引用文

+ + + +

まとめ
最初は「権威勾配 authority guradient」が使われていたけれども、少なくとも医療分野(health care)では、いつのことからか「権力勾配 power gradient」もほぼ同等の意味で使われている。
本文
以下の記事読んで「えっ、『権力勾配』ってアカデミック・ハラスメントとかパワー・ハラスメントの文脈で使われる用語をマジョリティvsマイノリティに拡張しただけなんでは?」と思い、Googleで権力勾配を検索したところ、「権威勾配」が正しい語という記事がひっかかった。
権威勾配の英語はauthority gradientとのこと。
cpass-net.jp
権威勾配とは
一般に、職場でのポジションが自分より高い人ほど(課長より部長、部長より社長など)、話したり、意見を伝えるときに緊張すると思います。これは「権威」と呼ばれる目に見えない力が影響しているためです。
「権威」は、地位、資格、実績や経験、知名度、人間性など様々な要因から生じるもので、客観的に測定できるわけではありません。あくまで他者が認める主観的、社会的な力です。しかしながら、国や社会、業界や学会、企業や団体、職場やチームまで、あらゆる組織の人間関係に存在します。この力は「他者の行動を左右する」ことができるため、組織の運営において最も重要、かつ扱いに注意が必要な力と言えます。

+ + + +

記録データ
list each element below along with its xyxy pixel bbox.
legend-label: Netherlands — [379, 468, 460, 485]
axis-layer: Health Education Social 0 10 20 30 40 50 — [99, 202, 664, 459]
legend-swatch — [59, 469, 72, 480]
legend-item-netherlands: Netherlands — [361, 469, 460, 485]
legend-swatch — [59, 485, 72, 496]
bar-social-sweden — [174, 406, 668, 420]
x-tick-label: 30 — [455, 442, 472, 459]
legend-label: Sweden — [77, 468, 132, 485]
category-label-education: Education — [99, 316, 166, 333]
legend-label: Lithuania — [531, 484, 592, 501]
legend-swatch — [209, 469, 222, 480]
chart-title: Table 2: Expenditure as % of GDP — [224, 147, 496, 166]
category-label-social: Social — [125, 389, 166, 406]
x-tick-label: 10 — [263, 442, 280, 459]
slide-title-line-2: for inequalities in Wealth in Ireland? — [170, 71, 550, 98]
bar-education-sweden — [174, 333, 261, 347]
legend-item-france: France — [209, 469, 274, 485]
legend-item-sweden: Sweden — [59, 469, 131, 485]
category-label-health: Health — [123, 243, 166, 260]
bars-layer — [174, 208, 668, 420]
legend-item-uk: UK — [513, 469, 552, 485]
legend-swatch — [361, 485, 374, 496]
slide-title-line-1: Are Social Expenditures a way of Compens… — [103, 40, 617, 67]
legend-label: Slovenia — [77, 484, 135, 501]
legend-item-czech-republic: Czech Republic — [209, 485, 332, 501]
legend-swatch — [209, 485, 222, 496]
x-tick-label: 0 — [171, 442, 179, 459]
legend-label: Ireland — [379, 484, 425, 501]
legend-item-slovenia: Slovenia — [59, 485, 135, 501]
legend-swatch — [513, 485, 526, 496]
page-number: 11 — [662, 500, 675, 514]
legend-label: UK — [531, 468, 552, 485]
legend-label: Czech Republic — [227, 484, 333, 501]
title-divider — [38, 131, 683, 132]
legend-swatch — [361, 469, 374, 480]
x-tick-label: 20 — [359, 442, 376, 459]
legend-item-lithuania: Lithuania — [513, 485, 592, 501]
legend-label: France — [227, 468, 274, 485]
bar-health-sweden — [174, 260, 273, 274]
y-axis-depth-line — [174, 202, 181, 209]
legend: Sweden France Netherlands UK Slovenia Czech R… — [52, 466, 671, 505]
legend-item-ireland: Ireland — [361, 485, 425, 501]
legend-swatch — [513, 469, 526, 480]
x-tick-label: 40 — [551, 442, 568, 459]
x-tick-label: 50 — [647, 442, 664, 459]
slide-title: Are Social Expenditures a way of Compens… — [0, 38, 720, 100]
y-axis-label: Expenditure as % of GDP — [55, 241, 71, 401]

+ + + +

課題
権威勾配についての引用文のうち、「cpass-net.jp」から始まり「に注意が必要な力と言えます。」で終わる部分を、「課長」を「係長」に改めたうえで書き直してください。

回答
cpass-net.jp
権威勾配とは
一般に、職場でのポジションが自分より高い人ほど(係長より部長、部長より社長など)、話したり、意見を伝えるときに緊張すると思います。これは「権威」と呼ばれる目に見えない力が影響しているためです。
「権威」は、地位、資格、実績や経験、知名度、人間性など様々な要因から生じるもので、客観的に測定できるわけではありません。あくまで他者が認める主観的、社会的な力です。しかしながら、国や社会、業界や学会、企業や団体、職場やチームまで、あらゆる組織の人間関係に存在します。この力は「他者の行動を左右する」ことができるため、組織の運営において最も重要、かつ扱いに注意が必要な力と言えます。